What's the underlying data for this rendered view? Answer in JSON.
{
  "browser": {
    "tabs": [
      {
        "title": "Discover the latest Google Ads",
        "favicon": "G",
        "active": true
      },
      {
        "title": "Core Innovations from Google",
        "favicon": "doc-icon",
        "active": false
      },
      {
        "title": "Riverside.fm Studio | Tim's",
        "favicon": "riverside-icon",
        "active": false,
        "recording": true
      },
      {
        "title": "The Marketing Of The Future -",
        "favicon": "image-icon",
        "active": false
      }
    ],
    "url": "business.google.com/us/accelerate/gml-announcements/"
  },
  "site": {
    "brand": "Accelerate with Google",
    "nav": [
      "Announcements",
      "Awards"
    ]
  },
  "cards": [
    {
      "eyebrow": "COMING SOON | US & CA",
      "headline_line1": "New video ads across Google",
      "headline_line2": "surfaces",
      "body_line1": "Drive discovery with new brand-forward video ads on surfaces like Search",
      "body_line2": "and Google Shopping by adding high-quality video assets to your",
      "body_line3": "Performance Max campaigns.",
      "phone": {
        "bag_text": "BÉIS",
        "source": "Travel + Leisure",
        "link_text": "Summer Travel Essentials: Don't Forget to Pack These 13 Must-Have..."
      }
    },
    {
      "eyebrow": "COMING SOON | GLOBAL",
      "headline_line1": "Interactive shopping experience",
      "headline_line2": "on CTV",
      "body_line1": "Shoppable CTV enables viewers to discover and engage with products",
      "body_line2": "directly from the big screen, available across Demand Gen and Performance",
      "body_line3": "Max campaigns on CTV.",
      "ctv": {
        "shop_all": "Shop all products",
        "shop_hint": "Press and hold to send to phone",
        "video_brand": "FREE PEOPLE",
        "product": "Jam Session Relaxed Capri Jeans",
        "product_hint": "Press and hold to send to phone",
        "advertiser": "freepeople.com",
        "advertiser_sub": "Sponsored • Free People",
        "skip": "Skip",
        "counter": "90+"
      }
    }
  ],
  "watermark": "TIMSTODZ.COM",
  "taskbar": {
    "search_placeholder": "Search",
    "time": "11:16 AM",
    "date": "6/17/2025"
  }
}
________________________
* _Task goal_: Pick out the lines above that hold the string "title" and show them.

* _Written solution_:
        "title": "Discover the latest Google Ads",
        "title": "Core Innovations from Google",
        "title": "Riverside.fm Studio | Tim's",
        "title": "The Marketing Of The Future -",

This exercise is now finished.